◆ **WRITTEN TASK**: Will you transcribe all the entries word for word, skipping the pictures they hold?

◆ **MATERIAL FOR THE TASK**:
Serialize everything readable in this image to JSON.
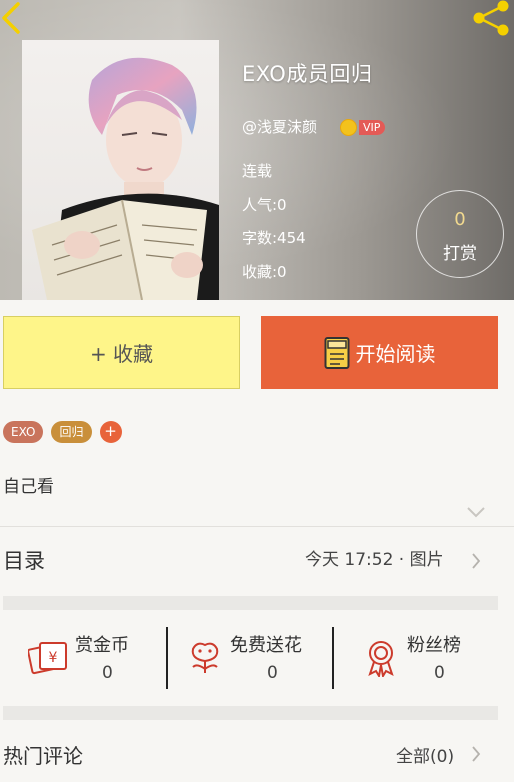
{
  "header": {
    "title": "EXO成员回归",
    "author": "@浅夏沫颜",
    "vip_label": "VIP",
    "status": "连载",
    "popularity": "人气:0",
    "word_count": "字数:454",
    "favorites": "收藏:0",
    "tip_count": "0",
    "tip_label": "打赏"
  },
  "actions": {
    "collect_label": "+ 收藏",
    "read_label": "开始阅读"
  },
  "tags": [
    {
      "label": "EXO",
      "color": "#c9745c"
    },
    {
      "label": "回归",
      "color": "#c98f3a"
    }
  ],
  "tag_add_label": "+",
  "summary": "自己看",
  "toc": {
    "title": "目录",
    "update": "今天 17:52 · 图片"
  },
  "stats": [
    {
      "label": "赏金币",
      "value": "0",
      "icon": "coin-card-icon"
    },
    {
      "label": "免费送花",
      "value": "0",
      "icon": "flower-icon"
    },
    {
      "label": "粉丝榜",
      "value": "0",
      "icon": "award-ribbon-icon"
    }
  ],
  "comments": {
    "title": "热门评论",
    "all_label": "全部(0)"
  },
  "colors": {
    "accent": "#e8633a",
    "collect_bg": "#fef589",
    "icon_red": "#cc3b2c"
  }
}
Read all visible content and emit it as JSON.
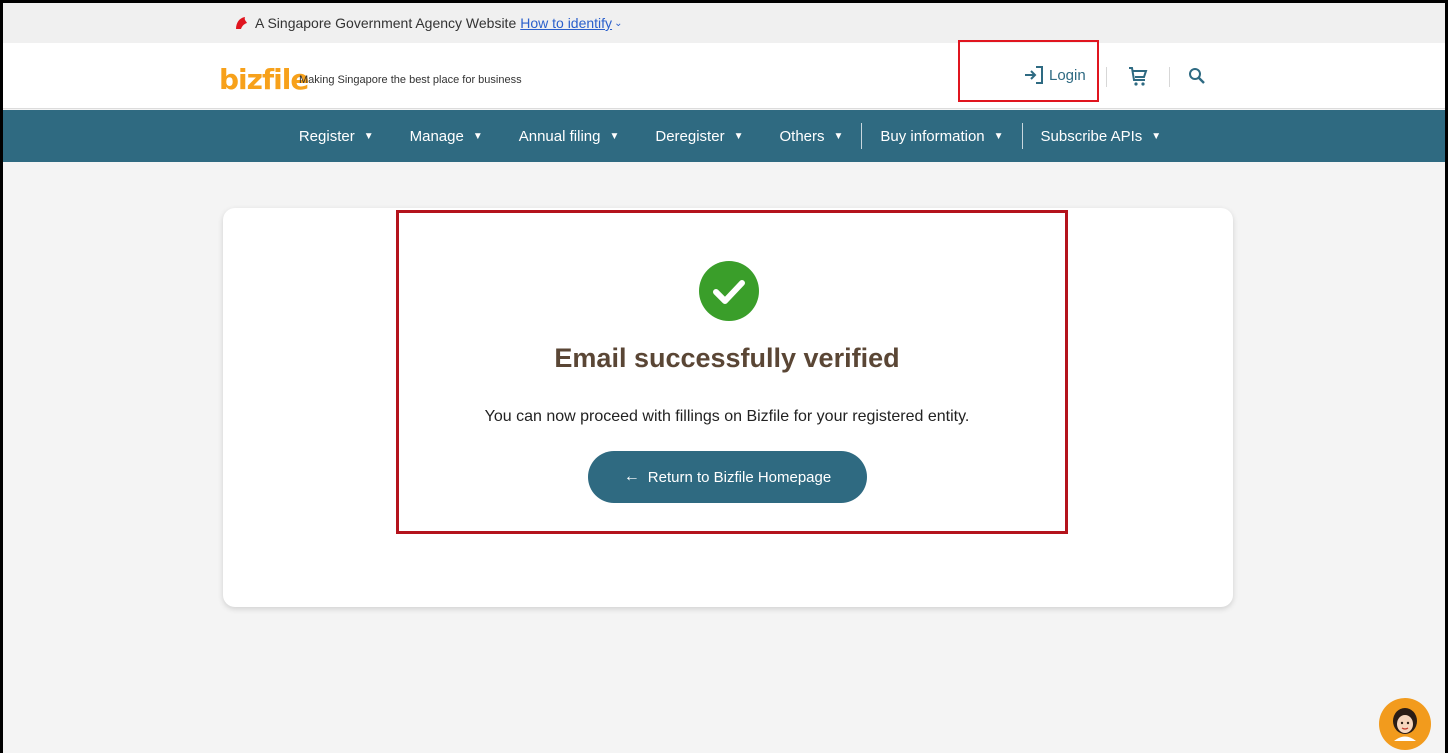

◆ **RESULT FOR THIS EXERCISE**:
Serialize everything readable in this image to JSON.
{
  "header": {
    "title": "EXO成员回归",
    "author": "@浅夏沫颜",
    "vip_label": "VIP",
    "status": "连载",
    "popularity": "人气:0",
    "word_count": "字数:454",
    "favorites": "收藏:0",
    "tip_count": "0",
    "tip_label": "打赏"
  },
  "actions": {
    "collect_label": "+ 收藏",
    "read_label": "开始阅读"
  },
  "tags": [
    {
      "label": "EXO",
      "color": "#c9745c"
    },
    {
      "label": "回归",
      "color": "#c98f3a"
    }
  ],
  "tag_add_label": "+",
  "summary": "自己看",
  "toc": {
    "title": "目录",
    "update": "今天 17:52 · 图片"
  },
  "stats": [
    {
      "label": "赏金币",
      "value": "0",
      "icon": "coin-card-icon"
    },
    {
      "label": "免费送花",
      "value": "0",
      "icon": "flower-icon"
    },
    {
      "label": "粉丝榜",
      "value": "0",
      "icon": "award-ribbon-icon"
    }
  ],
  "comments": {
    "title": "热门评论",
    "all_label": "全部(0)"
  },
  "colors": {
    "accent": "#e8633a",
    "collect_bg": "#fef589",
    "icon_red": "#cc3b2c"
  }
}
Read all visible content and emit it as JSON.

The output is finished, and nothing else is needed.